Directions: Which of the lines in the records below hold the string "background"? Copy every one of them.

--

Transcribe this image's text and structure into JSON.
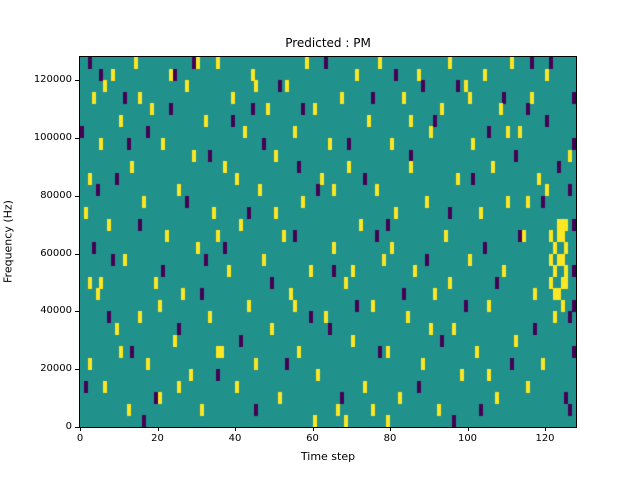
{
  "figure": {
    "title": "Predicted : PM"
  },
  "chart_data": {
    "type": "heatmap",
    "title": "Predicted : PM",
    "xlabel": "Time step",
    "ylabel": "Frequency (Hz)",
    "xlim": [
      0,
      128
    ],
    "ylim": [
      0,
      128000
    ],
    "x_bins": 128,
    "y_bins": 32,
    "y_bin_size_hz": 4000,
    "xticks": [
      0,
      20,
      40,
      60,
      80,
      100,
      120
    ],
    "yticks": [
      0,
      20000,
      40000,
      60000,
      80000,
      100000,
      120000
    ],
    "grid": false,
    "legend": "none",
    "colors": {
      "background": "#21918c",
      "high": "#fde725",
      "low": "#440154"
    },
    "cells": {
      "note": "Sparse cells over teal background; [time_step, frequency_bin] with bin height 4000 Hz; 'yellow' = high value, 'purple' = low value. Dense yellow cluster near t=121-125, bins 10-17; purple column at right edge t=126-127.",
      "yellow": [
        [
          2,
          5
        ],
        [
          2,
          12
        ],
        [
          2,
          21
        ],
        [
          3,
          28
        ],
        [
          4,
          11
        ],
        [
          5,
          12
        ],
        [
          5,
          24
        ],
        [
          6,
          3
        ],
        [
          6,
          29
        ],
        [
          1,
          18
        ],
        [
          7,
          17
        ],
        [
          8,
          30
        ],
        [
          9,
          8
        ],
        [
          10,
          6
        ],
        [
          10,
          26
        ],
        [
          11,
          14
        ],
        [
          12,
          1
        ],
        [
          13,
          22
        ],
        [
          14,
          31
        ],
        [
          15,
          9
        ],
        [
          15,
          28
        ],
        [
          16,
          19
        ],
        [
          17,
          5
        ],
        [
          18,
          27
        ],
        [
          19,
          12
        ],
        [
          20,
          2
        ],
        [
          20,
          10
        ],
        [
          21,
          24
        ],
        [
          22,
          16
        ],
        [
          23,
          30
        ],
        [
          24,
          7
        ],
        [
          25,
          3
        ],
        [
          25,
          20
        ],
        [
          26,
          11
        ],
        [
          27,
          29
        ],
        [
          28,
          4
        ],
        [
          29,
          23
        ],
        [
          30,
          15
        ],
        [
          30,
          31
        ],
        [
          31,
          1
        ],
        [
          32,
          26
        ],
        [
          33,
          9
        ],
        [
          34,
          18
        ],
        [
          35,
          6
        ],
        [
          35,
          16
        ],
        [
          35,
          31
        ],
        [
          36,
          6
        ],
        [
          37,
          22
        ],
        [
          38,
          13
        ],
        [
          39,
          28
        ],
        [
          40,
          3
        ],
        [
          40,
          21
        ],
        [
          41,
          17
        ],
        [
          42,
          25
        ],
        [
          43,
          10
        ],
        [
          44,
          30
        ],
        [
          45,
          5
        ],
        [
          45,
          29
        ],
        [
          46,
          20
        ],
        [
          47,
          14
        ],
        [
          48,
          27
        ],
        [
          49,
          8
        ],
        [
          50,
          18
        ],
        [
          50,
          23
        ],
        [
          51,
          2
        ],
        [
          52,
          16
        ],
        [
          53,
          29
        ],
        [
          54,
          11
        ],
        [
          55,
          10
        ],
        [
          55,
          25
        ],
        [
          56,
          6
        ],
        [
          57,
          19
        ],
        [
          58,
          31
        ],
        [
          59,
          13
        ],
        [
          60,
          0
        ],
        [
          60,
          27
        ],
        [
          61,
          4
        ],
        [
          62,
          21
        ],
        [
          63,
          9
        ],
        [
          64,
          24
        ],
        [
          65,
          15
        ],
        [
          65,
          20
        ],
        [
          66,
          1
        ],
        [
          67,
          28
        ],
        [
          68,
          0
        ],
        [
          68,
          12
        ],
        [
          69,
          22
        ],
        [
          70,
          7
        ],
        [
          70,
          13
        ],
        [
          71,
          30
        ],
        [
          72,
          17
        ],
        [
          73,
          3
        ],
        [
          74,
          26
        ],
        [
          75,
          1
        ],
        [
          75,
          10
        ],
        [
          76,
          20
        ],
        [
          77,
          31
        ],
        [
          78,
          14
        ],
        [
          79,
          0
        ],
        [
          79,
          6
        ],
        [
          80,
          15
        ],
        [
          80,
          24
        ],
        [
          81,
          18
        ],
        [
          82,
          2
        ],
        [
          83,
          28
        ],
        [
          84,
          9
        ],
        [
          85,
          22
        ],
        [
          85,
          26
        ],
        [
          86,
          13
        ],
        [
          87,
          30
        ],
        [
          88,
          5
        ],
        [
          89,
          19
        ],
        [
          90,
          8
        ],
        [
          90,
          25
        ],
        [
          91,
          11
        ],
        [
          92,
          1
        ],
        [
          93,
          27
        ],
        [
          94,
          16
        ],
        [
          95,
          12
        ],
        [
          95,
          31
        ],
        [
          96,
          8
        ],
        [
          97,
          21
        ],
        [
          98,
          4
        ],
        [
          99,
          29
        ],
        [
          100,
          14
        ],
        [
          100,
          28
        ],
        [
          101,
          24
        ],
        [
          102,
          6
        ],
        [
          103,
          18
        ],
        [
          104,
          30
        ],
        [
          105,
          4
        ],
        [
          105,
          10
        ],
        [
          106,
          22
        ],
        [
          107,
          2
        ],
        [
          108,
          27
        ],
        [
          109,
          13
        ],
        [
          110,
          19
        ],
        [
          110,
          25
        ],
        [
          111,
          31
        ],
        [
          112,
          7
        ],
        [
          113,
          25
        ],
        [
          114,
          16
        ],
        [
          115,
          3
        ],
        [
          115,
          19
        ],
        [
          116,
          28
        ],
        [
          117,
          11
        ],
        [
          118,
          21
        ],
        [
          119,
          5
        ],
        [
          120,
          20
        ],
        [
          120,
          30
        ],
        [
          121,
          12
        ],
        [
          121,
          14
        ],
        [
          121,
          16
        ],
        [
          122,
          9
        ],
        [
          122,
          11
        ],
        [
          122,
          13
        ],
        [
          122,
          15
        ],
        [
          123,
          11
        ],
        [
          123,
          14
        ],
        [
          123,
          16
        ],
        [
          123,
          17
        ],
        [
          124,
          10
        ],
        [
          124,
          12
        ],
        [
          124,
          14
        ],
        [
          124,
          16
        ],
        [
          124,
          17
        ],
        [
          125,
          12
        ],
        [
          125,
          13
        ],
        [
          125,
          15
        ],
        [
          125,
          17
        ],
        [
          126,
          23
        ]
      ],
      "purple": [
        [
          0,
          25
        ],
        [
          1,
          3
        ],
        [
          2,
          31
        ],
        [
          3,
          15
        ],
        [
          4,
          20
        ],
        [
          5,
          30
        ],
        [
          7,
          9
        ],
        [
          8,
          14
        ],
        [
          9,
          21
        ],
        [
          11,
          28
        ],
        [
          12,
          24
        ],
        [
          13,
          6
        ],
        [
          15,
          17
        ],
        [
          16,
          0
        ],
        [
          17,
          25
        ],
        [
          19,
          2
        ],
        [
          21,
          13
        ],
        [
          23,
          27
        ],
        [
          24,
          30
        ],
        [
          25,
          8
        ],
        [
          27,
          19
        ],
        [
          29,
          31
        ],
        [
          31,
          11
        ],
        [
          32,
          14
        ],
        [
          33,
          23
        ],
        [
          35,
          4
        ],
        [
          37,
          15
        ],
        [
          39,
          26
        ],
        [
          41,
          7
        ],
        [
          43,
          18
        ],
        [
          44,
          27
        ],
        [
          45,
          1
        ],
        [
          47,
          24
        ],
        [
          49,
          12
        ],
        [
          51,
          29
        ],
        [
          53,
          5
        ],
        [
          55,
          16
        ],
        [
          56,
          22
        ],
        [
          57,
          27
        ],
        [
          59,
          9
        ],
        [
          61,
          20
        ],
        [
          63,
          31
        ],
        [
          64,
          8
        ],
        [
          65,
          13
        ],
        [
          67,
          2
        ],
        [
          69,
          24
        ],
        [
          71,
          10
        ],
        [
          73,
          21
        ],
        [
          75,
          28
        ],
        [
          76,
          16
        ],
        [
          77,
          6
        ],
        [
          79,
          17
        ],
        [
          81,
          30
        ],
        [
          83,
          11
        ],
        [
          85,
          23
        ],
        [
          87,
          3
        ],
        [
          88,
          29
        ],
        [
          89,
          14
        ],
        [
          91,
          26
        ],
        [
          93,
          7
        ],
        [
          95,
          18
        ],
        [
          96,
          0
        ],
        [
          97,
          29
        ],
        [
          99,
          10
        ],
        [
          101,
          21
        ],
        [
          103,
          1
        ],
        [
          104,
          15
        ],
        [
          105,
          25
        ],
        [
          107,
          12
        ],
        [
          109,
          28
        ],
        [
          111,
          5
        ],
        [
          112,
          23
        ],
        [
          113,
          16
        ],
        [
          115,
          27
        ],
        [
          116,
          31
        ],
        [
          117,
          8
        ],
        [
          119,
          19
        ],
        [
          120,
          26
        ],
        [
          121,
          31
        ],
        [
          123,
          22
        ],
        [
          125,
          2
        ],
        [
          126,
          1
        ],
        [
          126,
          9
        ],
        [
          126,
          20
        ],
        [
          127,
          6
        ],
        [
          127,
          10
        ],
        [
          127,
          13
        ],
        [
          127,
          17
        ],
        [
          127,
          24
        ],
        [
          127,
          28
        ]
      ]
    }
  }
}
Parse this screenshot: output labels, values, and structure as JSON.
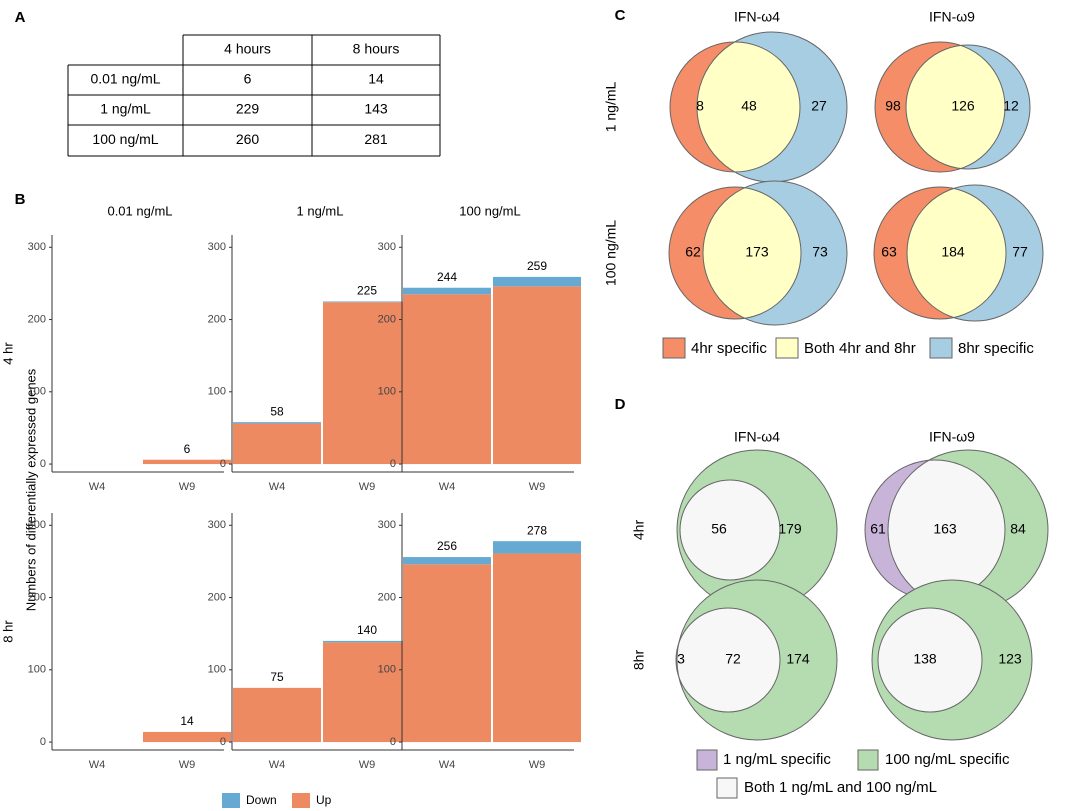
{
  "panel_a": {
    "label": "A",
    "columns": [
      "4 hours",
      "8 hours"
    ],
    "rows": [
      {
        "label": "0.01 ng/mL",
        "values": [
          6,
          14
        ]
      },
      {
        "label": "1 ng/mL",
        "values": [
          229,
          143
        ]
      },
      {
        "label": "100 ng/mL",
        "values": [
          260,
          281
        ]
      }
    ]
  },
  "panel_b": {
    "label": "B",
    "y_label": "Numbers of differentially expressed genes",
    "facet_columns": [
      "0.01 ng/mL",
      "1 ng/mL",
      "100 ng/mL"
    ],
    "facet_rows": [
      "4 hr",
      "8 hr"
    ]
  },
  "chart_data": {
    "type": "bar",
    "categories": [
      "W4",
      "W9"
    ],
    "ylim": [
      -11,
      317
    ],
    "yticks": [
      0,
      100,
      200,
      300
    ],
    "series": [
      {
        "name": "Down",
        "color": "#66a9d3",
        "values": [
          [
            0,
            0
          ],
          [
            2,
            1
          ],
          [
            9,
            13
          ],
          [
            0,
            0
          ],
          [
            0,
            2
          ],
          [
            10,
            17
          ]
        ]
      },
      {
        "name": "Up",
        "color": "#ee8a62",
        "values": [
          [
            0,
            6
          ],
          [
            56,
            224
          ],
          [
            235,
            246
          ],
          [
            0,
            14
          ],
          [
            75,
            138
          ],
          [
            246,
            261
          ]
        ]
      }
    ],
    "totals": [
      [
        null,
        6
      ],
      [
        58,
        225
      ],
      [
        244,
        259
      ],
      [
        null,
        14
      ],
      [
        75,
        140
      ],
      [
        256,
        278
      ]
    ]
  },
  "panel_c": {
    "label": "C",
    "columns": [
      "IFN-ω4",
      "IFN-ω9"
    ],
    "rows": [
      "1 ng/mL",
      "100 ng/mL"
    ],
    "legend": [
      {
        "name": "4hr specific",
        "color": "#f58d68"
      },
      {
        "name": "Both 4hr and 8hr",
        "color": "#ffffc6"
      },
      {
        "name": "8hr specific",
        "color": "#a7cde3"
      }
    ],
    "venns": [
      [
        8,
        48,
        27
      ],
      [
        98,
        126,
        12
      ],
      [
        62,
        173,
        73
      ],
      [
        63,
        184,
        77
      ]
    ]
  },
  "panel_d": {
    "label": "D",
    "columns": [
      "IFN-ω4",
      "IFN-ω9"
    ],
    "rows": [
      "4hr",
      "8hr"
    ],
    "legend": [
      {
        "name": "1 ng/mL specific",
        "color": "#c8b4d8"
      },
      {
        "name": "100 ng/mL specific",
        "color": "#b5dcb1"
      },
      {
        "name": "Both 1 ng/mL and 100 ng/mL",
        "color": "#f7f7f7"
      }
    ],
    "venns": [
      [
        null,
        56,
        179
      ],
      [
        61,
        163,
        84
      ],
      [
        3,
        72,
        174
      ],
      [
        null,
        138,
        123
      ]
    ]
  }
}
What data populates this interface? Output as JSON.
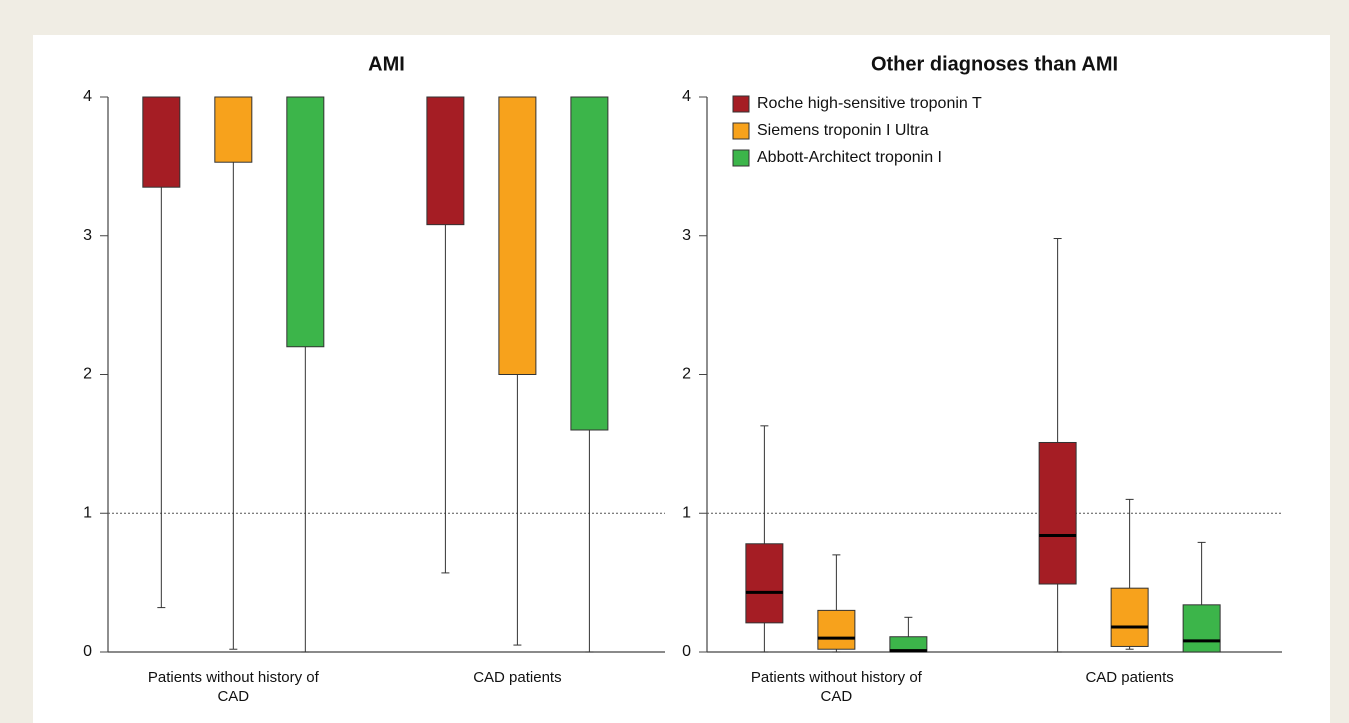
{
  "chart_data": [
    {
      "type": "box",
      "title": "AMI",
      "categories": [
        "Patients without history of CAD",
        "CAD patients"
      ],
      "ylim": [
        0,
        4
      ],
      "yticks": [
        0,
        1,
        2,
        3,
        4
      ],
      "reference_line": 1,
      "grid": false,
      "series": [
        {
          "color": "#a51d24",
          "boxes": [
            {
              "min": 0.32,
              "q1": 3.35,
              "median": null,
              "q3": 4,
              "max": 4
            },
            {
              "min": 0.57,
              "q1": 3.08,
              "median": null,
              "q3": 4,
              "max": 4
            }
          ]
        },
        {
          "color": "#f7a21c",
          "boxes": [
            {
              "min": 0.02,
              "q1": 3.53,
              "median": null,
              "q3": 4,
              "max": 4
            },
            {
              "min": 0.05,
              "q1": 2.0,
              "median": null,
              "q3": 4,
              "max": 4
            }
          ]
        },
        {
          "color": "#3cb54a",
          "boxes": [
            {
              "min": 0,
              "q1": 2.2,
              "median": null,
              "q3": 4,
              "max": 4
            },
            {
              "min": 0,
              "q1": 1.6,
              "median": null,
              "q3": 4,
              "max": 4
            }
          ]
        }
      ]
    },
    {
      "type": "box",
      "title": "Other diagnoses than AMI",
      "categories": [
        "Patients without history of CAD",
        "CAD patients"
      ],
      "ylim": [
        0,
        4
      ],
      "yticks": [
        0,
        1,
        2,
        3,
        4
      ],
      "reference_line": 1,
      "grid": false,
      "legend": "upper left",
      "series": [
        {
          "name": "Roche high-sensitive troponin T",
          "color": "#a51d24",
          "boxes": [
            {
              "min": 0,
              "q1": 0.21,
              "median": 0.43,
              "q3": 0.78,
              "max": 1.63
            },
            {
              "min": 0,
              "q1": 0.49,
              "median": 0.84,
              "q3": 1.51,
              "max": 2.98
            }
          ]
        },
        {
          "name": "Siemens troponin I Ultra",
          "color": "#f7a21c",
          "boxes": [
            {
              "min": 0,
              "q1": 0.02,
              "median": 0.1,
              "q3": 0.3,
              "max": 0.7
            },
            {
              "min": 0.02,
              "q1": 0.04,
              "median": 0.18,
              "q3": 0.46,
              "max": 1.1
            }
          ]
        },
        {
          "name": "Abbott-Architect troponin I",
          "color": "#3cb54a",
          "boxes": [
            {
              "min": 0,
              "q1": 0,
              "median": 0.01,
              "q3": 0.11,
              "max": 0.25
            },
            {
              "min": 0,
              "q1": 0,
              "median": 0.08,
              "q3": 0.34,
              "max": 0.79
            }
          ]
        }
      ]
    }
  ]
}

--

Expected answer:
      "background": "#21918c",
      "note": "Sparse cells over teal background; [time_step, frequency_bin] with bin height 4000 Hz; 'yellow' = high value, 'purple' = low value. Dense yellow cluster near t=121-125, bins 10-17; purple column at right edge t=126-127.",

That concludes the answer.